TASK PROMPT » Pull every line with the word "name" out of the entries below.

RECORDED INFORMATION »
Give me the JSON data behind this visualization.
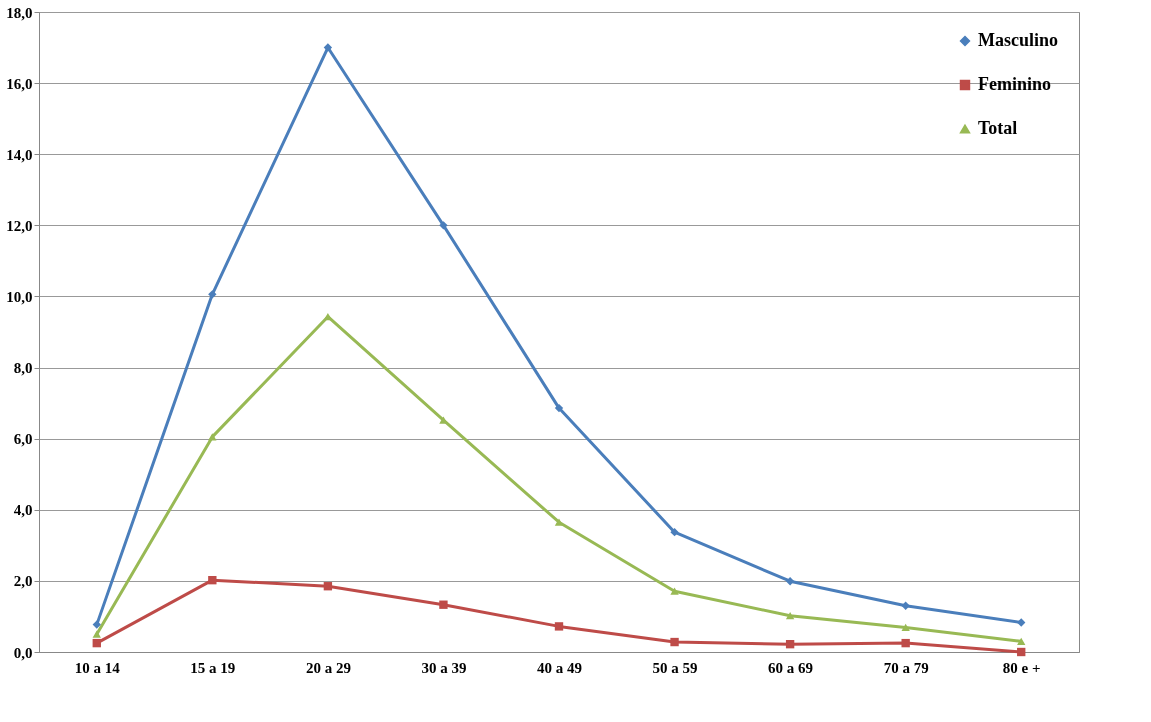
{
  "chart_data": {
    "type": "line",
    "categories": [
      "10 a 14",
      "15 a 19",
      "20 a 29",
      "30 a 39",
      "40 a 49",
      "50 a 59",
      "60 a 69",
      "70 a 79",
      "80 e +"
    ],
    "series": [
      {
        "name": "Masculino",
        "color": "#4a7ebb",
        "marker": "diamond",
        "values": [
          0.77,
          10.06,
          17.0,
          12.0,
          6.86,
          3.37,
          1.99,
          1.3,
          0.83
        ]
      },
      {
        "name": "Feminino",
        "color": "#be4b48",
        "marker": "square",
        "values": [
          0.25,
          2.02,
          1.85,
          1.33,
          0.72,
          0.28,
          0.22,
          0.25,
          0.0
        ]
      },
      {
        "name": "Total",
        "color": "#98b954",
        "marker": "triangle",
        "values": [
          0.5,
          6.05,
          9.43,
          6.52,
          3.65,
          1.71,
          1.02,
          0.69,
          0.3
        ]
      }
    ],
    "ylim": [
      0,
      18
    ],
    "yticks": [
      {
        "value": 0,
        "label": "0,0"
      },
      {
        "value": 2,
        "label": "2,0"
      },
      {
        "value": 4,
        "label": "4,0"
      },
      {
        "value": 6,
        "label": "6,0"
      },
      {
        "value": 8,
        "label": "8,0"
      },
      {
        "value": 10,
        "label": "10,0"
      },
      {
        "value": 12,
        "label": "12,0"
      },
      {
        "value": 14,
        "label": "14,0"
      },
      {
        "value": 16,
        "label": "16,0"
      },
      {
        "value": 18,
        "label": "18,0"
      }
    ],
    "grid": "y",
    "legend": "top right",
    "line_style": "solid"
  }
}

ANSWER TO THE TASK »
        "name": "Masculino",
        "name": "Feminino",
        "name": "Total",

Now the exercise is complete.